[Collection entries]
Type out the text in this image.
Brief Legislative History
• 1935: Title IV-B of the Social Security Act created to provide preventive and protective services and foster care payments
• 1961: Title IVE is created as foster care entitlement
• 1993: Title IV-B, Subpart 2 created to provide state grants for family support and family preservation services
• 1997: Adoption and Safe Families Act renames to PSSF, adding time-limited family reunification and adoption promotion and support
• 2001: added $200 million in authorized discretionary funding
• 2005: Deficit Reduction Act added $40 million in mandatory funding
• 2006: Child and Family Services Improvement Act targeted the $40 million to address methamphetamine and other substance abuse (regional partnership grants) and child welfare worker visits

◆ Task to carry out
Write out the data again, exactly and in full.

◆ Output for this exercise
Type out the text in this image.
Brief Legislative History
• 1935: Title IV-B of the Social Security Act created to provide preventive and protective services and foster care payments
• 1961: Title IVE is created as foster care entitlement
• 1993: Title IV-B, Subpart 2 created to provide state grants for family support and family preservation services
• 1997: Adoption and Safe Families Act renames to PSSF, adding time-limited family reunification and adoption promotion and support
• 2001: added $200 million in authorized discretionary funding
• 2005: Deficit Reduction Act added $40 million in mandatory funding
• 2006: Child and Family Services Improvement Act targeted the $40 million to address methamphetamine and other substance abuse (regional partnership grants) and child welfare worker visits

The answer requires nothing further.